_What to produce_:
Go through the listing below and gather every line with the word "拿来主义".

_Dataset content_:

▼▼▼

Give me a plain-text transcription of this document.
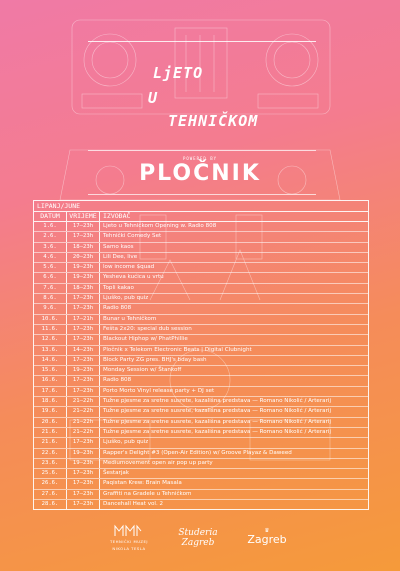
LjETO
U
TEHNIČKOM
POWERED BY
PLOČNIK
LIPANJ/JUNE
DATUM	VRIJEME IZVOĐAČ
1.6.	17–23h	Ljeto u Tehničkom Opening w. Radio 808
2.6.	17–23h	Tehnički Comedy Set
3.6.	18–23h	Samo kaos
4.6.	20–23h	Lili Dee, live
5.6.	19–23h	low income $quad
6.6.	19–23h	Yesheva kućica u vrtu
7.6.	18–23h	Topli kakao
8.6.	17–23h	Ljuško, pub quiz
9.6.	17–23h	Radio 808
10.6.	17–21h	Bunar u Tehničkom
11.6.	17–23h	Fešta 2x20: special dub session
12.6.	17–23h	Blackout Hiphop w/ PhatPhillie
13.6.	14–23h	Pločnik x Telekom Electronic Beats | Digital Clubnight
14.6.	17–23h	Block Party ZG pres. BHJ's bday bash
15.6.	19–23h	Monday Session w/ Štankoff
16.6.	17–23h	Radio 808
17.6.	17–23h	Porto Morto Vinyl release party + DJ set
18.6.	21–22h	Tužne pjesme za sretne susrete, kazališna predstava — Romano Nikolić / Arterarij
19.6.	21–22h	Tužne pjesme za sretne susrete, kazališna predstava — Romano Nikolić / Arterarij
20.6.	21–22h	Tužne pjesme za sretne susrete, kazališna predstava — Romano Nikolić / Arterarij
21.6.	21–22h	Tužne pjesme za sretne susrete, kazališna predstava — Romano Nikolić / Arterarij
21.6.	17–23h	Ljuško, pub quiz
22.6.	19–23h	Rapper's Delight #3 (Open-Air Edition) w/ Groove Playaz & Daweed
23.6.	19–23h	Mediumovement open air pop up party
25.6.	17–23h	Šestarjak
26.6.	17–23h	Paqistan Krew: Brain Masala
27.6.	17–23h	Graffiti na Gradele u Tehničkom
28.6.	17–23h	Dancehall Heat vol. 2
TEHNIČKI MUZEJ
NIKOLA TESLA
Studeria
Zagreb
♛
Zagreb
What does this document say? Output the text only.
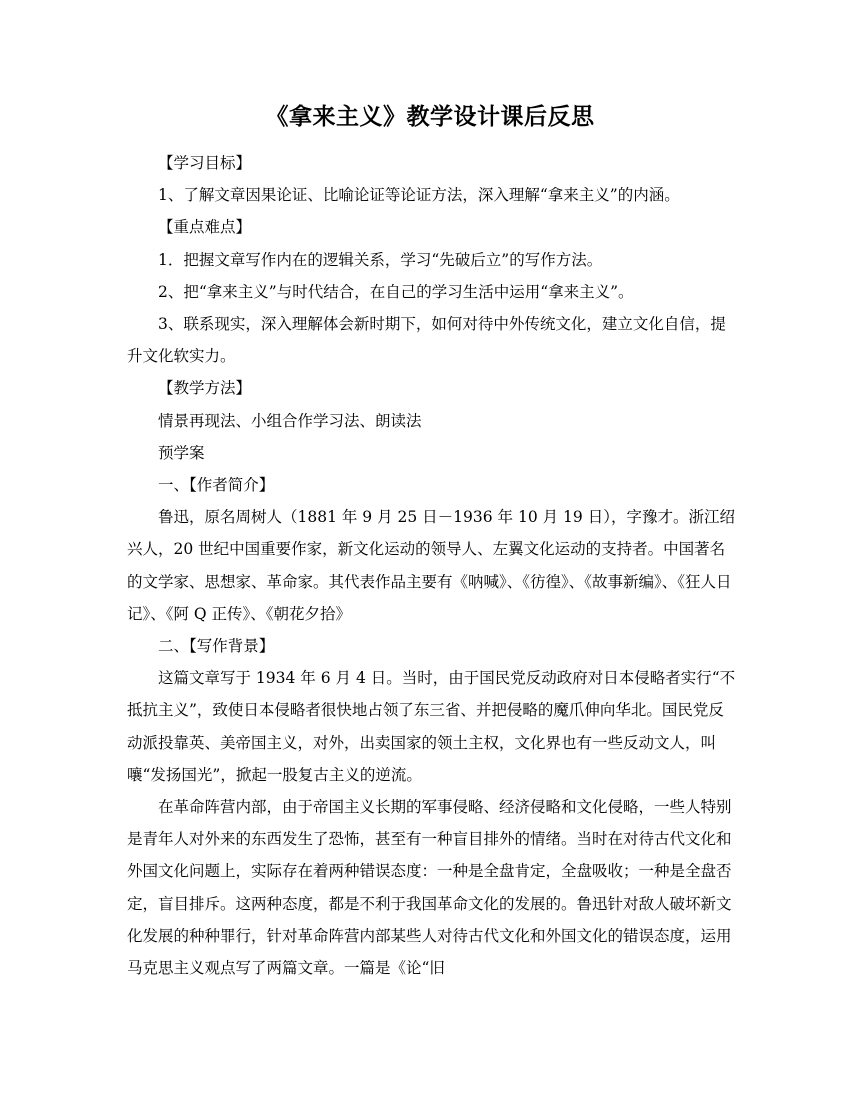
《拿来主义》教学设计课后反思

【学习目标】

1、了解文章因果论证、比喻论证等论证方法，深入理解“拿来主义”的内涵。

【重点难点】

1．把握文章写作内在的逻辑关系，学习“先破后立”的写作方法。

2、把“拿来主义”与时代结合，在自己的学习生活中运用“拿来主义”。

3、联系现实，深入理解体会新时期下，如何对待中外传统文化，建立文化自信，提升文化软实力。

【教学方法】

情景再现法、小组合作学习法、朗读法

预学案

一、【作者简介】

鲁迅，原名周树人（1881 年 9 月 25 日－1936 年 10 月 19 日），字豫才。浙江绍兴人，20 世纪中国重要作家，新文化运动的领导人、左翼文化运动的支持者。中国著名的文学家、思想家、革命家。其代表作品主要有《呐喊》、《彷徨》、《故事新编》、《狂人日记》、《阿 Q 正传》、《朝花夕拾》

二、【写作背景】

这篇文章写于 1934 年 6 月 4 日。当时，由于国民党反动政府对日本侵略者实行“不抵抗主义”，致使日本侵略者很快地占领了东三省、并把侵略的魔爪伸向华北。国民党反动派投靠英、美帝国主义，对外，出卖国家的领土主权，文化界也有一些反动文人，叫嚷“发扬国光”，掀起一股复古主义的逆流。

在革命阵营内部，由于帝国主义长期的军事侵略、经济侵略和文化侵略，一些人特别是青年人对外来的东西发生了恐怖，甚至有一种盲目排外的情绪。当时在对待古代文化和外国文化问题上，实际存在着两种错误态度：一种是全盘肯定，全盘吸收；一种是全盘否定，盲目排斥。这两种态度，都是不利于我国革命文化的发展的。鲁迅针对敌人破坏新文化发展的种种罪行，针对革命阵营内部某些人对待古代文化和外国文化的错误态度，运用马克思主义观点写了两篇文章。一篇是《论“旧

▲▲▲

_Solution_:
《拿来主义》教学设计课后反思
1、了解文章因果论证、比喻论证等论证方法，深入理解“拿来主义”的内涵。
2、把“拿来主义”与时代结合，在自己的学习生活中运用“拿来主义”。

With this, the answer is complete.